(Stored records)
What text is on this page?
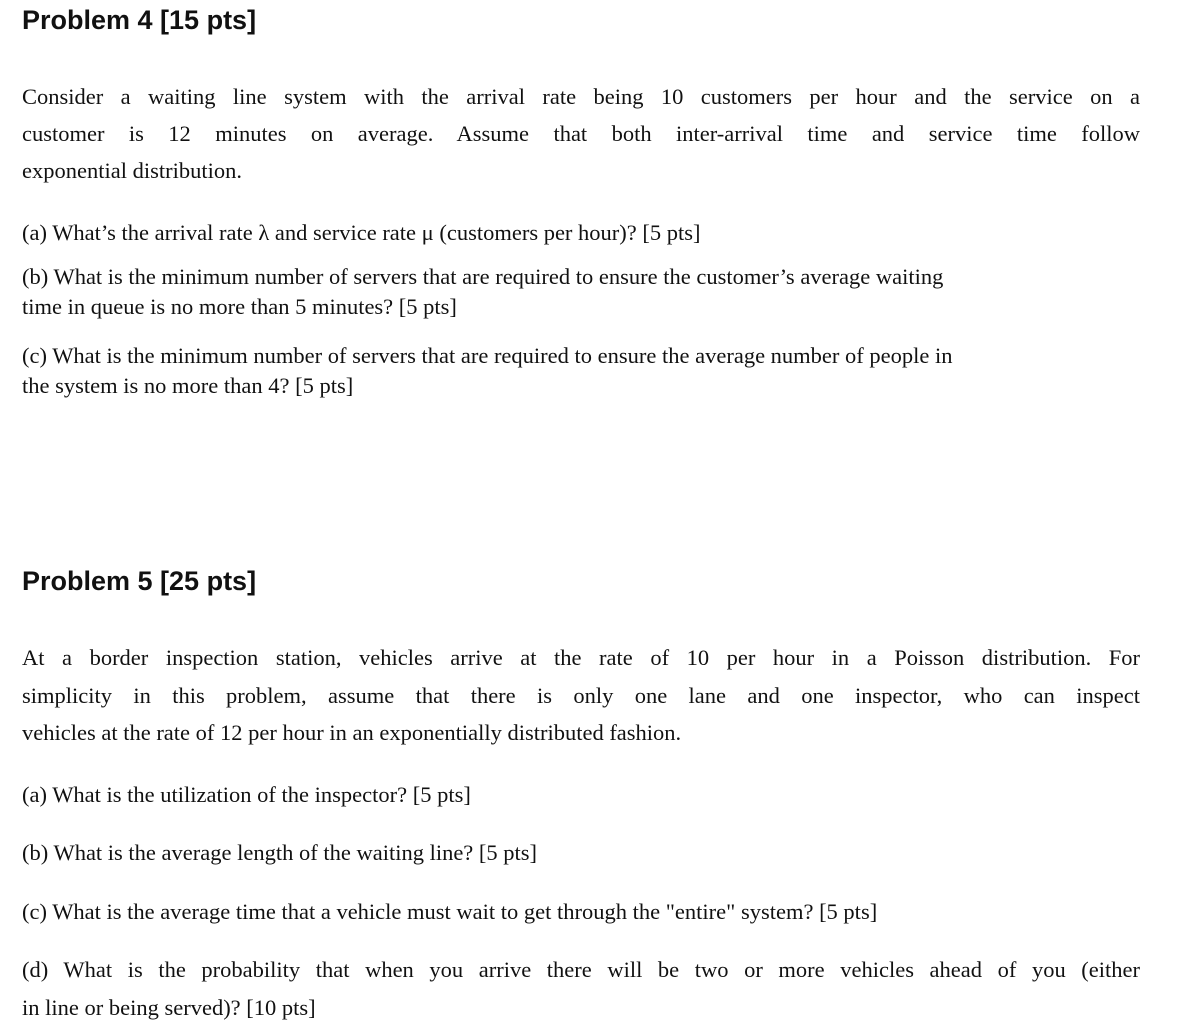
Problem 4 [15 pts]
Consider a waiting line system with the arrival rate being 10 customers per hour and the service on a
customer is 12 minutes on average. Assume that both inter-arrival time and service time follow
exponential distribution.
(a) What’s the arrival rate λ and service rate μ (customers per hour)? [5 pts]
(b) What is the minimum number of servers that are required to ensure the customer’s average waiting
time in queue is no more than 5 minutes? [5 pts]
(c) What is the minimum number of servers that are required to ensure the average number of people in
the system is no more than 4? [5 pts]
Problem 5 [25 pts]
At a border inspection station, vehicles arrive at the rate of 10 per hour in a Poisson distribution. For
simplicity in this problem, assume that there is only one lane and one inspector, who can inspect
vehicles at the rate of 12 per hour in an exponentially distributed fashion.
(a) What is the utilization of the inspector? [5 pts]
(b) What is the average length of the waiting line? [5 pts]
(c) What is the average time that a vehicle must wait to get through the "entire" system? [5 pts]
(d) What is the probability that when you arrive there will be two or more vehicles ahead of you (either
in line or being served)? [10 pts]
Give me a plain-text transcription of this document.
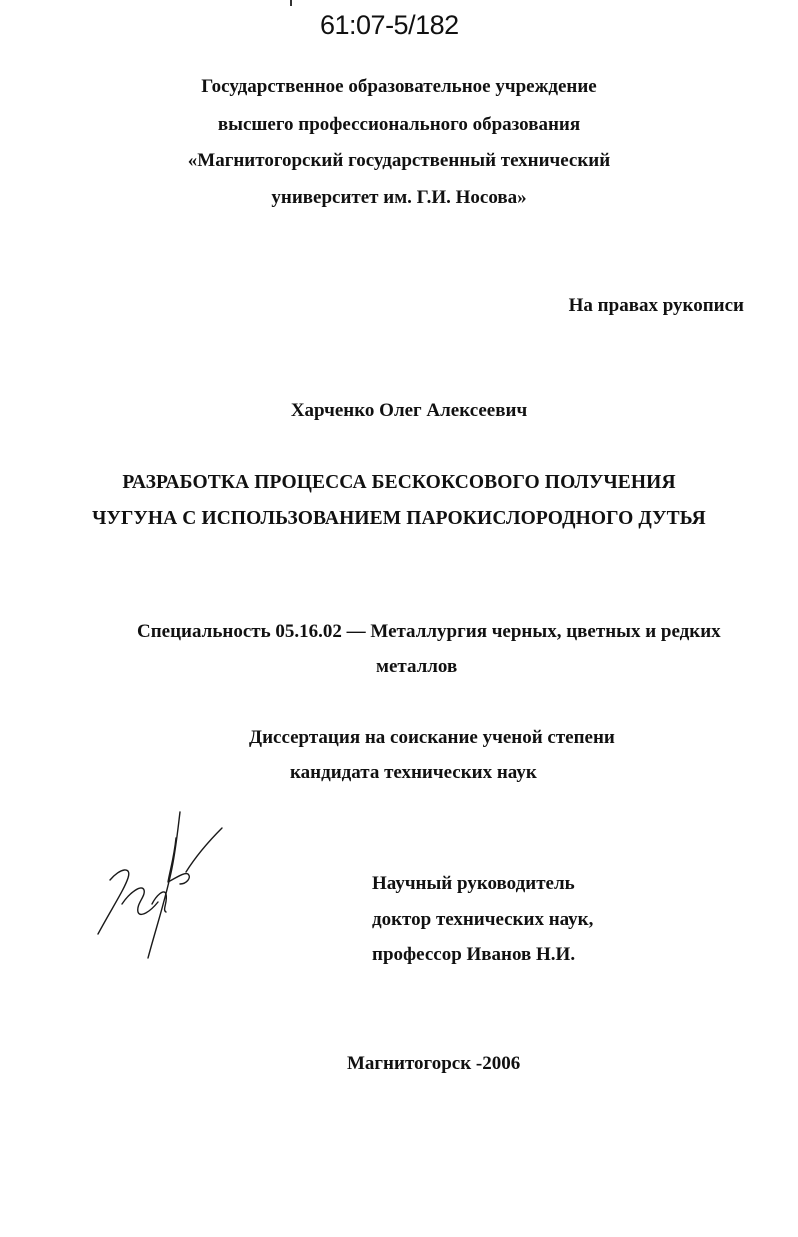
61:07-5/182
Государственное образовательное учреждение
высшего профессионального образования
«Магнитогорский государственный технический
университет им. Г.И. Носова»
На правах рукописи
Харченко Олег Алексеевич
РАЗРАБОТКА ПРОЦЕССА БЕСКОКСОВОГО ПОЛУЧЕНИЯ
ЧУГУНА С ИСПОЛЬЗОВАНИЕМ ПАРОКИСЛОРОДНОГО ДУТЬЯ
Специальность 05.16.02 — Металлургия черных, цветных и редких
металлов
Диссертация на соискание ученой степени
кандидата технических наук
Научный руководитель
доктор технических наук,
профессор Иванов Н.И.
Магнитогорск -2006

[WHAT THE TASK REQUIRES]: Read the entries and show each line that mentions "ensure".

[TASK OUTPUT]:
(b) What is the minimum number of servers that are required to ensure the customer’s average waiting
(c) What is the minimum number of servers that are required to ensure the average number of people in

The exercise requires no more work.